Mettre en pratique =
(a) D'après l'extrait sur les mortiers, sous quel nom les auteurs latins décrivaient-ils le mortier romain ?
(b) Dans l'extrait sur les mortiers, pourquoi a-t-on pourvu le mortier de deux anneaux ? Répondez en une à trois phrases.

Extrait à lire =
--
Le mortier peut avoir des formes très différentes. La forme du mortier romain, par exemple était bien différente. On en conserve un spécimen au Musée des Antiquités de la Côte-d’Or et correspond aux descriptions qu’en ont données les auteurs latins sous le nom de coticula. C’est une pierre plate, assez épaisse, dont la face supérieure a été, en son centre, évidée en forme de cupule : bref, le mortier que fournit la nature, à peine dégrossi :
Coticula de l’époque gallo-romaine (Musée des Antiquités de la Côte-d’Or)
Si la forme générale du mortier ne révèle point son époque, elle peut, dans certains cas, nous indiquer sa patrie. Ainsi, tandis que les mortiers italiens sont plutôt trapus, les allemands présentent une hauteur exagérée par rapport à leur diamètre. A quoi cela tient-il ? Peut être au fait que beaucoup de mortier nordiques du haut Moyen-âge étaient faits de troncs d’arbres creux. De bonne heure, on s’est préoccupé de faciliter la manœuvre du lourd accessoire. On l’a pourvu de deux anneaux, dont l’un servait à le fixer au socle par l’intermédiaire d’une chaîne. Mais, le plus souvent, les mortiers de métal avaient soit des poignées, soit des anses, sans que l’on puisse dire que les anses aient été employées avant les poignées ou inversement. Les Arabes, de leur côté, ne se contentaient pas de marteler et de guillocher le cuivre de leurs mortiers ; ils y incrustaient parfois des pierres précieuses.
Mortiers allemands du XV° siècle (Musée de Nuremberg)
Naturellement, la Renaissance est l’époque où la décoration des mortiers de bronze est la plus riche. Les reliefs, surtout verticaux, se multiplient, reproduisant des motifs géométriques, des branches, des fleurs, des animaux, voire même des enfants dansant et choquant des cymbales, ou encore le martyre de Saint-Sébastien, ou Suzanne admirée par les vieillards… Les poignées figurent souvent des têtes d’animaux. Au XVIIe et au XVIIIe siècles, on préférera souvent des surfaces lisses, simplement ornées du blason de l’apothicaire ou de la statue du saint protecteur de la communauté à laquelle appartenait le lourd ustensile. Et nous trouvons souvent de curieuses devises :
A povre gens menu monoie,
Tel a dueis (deuil) qui requiert joie.
--
Extraits du jeu de données =
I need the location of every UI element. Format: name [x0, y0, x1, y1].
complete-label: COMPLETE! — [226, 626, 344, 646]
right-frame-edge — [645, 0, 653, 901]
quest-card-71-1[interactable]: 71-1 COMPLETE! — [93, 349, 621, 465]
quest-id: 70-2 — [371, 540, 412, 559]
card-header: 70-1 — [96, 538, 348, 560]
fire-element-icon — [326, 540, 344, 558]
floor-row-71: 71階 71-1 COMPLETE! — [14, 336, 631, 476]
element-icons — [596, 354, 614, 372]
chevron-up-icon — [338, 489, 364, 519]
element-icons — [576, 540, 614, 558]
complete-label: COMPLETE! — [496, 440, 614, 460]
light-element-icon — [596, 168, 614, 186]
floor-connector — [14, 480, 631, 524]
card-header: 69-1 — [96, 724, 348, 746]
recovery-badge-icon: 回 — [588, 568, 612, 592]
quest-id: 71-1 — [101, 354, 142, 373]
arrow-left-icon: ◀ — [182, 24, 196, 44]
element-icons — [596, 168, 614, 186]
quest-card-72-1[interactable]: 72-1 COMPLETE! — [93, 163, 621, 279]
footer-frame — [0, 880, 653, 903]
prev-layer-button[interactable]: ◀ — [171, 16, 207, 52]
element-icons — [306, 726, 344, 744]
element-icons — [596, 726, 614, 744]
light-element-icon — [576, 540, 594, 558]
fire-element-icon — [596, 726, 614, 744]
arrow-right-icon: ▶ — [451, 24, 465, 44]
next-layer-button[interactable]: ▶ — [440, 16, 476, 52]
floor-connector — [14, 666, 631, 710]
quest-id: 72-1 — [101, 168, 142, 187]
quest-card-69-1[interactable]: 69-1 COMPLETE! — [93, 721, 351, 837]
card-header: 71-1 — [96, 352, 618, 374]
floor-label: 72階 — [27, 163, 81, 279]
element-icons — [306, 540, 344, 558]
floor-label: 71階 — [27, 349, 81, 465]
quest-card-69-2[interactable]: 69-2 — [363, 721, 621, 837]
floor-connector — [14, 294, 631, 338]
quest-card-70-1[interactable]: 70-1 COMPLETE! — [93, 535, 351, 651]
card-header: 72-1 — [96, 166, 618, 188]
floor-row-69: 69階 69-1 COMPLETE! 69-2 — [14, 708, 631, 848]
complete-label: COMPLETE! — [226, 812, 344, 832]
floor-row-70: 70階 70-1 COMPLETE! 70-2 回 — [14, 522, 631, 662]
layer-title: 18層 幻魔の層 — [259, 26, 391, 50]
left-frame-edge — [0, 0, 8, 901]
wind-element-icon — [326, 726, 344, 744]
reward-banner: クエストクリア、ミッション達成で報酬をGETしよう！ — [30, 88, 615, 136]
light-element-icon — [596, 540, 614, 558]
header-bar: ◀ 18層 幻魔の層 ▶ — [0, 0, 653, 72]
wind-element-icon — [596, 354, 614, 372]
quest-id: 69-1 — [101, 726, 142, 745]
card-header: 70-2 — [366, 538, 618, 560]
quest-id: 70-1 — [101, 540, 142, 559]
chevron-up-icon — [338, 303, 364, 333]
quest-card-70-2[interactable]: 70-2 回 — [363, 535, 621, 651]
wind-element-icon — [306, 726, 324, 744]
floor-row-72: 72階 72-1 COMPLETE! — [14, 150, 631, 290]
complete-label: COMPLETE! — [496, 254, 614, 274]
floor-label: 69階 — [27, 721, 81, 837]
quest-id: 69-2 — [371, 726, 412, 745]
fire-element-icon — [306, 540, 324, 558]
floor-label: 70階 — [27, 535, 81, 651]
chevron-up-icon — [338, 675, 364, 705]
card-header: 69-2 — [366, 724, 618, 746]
--
Réponses numérotées =
(a) Sous le nom de coticula.

(b) On a cherché de bonne heure à faciliter la manœuvre de cet accessoire lourd. L'un des deux anneaux servait à fixer le mortier au socle par l'intermédiaire d'une chaîne.